** RECORD EXCERPTS **

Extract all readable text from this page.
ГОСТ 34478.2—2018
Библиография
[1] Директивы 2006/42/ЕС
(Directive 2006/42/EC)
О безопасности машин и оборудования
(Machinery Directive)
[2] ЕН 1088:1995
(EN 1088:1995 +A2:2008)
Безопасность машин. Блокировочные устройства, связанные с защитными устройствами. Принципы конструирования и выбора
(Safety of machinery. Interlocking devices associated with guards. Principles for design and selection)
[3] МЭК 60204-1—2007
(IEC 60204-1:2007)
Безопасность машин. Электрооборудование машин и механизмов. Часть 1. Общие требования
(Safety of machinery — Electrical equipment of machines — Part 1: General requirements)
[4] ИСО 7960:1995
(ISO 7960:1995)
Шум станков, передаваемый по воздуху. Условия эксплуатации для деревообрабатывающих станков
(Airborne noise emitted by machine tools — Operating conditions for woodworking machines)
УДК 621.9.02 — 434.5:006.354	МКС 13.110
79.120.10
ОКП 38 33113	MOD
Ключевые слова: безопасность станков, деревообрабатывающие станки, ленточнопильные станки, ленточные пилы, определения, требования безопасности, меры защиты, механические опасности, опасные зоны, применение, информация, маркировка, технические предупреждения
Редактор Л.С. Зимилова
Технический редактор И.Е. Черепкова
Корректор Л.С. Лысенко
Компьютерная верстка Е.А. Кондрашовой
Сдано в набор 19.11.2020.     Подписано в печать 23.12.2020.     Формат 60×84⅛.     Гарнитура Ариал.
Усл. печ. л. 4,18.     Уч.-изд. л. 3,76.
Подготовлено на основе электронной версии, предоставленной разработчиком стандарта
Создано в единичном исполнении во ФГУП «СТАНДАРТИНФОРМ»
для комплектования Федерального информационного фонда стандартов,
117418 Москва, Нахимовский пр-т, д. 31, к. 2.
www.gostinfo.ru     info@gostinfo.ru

** DIRECTIVE **
State only how many lines in the material include "машин".

** RESPONSE **
3